> **TO DO**: In the listing below, locate the lines that hold "chyle" and copy them.

> **TASK INPUT**:
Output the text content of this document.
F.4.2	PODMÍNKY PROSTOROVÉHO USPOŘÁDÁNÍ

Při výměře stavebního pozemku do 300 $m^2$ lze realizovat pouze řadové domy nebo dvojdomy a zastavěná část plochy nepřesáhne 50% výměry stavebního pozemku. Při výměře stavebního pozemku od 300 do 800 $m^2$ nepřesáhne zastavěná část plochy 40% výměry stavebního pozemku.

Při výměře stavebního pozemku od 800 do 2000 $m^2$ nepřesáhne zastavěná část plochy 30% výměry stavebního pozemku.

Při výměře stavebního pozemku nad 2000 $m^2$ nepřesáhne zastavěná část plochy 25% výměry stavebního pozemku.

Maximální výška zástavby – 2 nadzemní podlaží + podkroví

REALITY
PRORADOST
--
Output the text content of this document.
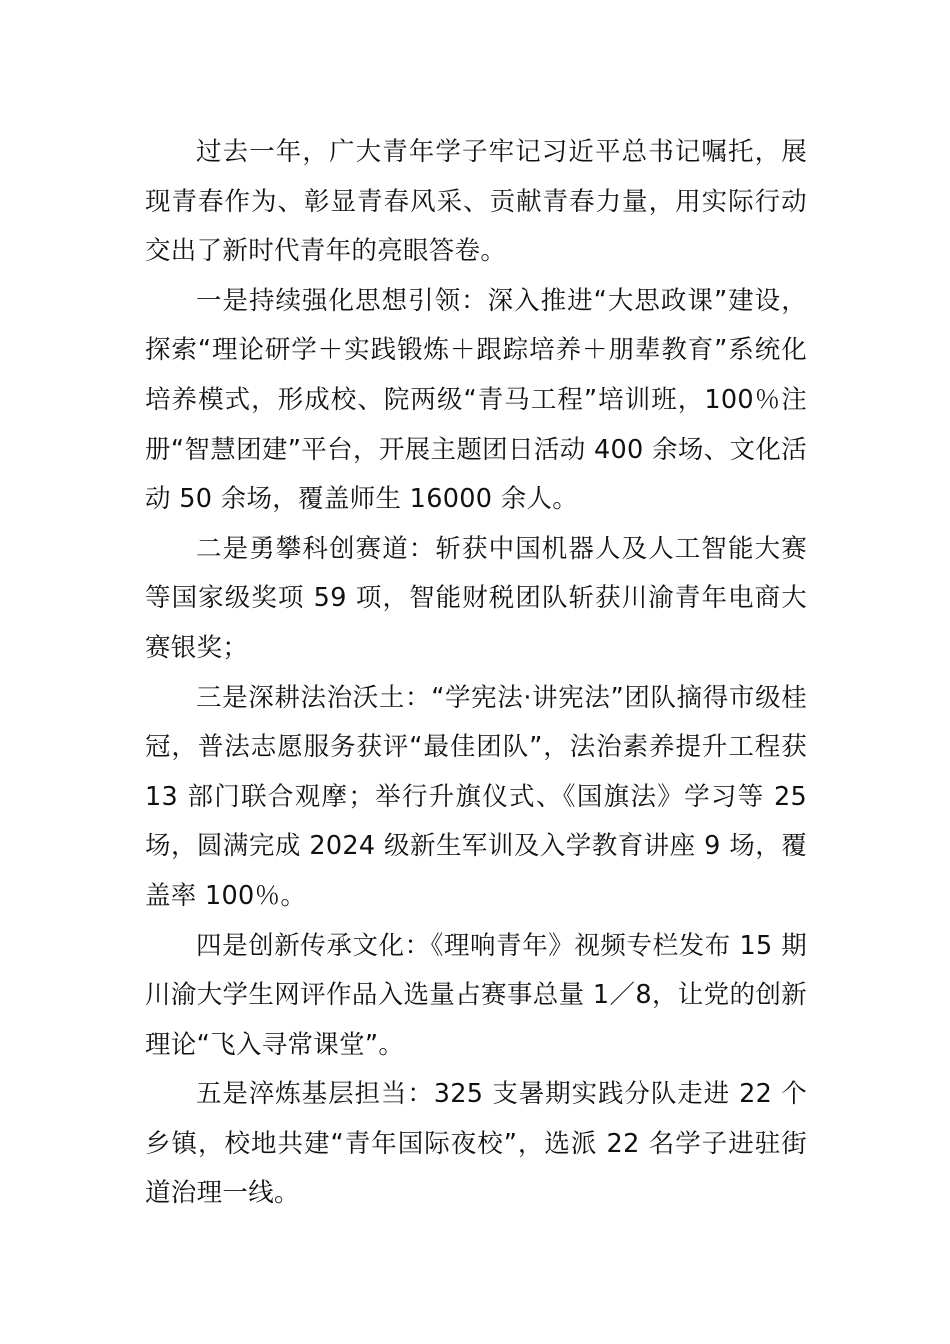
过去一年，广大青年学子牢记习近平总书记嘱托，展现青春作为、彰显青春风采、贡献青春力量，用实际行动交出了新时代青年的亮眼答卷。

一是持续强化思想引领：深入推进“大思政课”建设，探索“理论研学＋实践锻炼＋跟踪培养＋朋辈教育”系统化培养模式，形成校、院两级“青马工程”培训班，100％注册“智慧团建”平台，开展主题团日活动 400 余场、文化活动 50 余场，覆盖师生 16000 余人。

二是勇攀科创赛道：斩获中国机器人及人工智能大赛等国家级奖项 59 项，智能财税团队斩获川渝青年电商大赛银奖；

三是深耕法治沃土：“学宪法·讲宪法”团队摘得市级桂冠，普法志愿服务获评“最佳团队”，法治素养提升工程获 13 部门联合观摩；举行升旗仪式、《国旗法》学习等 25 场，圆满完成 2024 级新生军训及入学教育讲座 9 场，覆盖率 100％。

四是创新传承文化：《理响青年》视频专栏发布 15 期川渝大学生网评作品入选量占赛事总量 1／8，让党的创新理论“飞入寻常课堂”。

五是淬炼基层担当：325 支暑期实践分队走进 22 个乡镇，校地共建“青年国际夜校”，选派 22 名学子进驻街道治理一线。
* * *
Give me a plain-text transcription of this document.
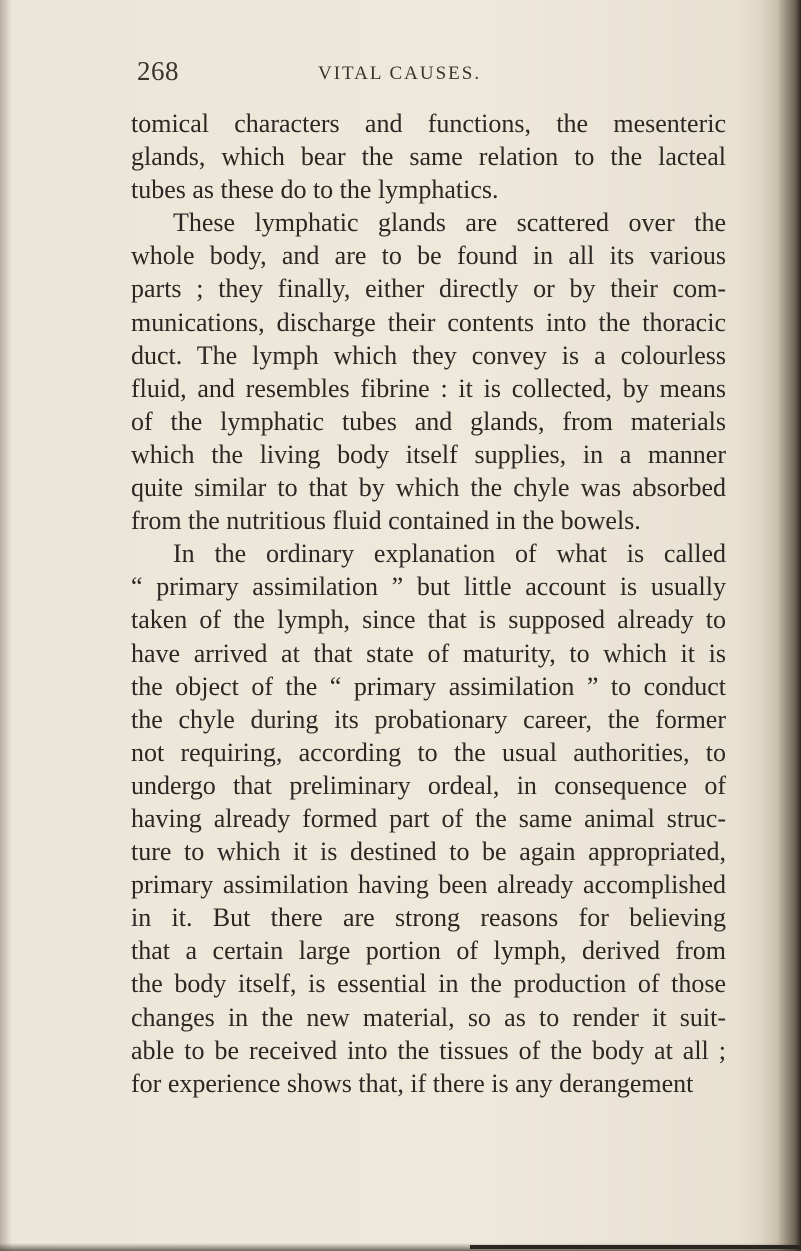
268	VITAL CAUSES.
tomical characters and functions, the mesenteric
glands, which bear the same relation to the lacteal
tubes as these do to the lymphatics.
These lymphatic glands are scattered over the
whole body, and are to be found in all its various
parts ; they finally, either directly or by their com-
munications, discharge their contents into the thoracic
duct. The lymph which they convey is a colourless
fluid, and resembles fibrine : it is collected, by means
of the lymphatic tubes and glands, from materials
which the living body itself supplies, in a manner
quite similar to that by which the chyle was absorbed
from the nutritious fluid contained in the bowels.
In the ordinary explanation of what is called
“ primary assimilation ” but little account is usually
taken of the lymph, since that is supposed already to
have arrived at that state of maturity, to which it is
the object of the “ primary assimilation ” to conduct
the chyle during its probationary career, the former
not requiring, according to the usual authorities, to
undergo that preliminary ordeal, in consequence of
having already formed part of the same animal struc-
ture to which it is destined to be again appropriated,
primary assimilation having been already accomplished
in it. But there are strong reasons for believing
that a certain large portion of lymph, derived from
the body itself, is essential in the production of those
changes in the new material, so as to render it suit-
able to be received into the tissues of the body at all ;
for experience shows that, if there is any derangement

> **FINAL RESULT**:
quite similar to that by which the chyle was absorbed
the chyle during its probationary career, the former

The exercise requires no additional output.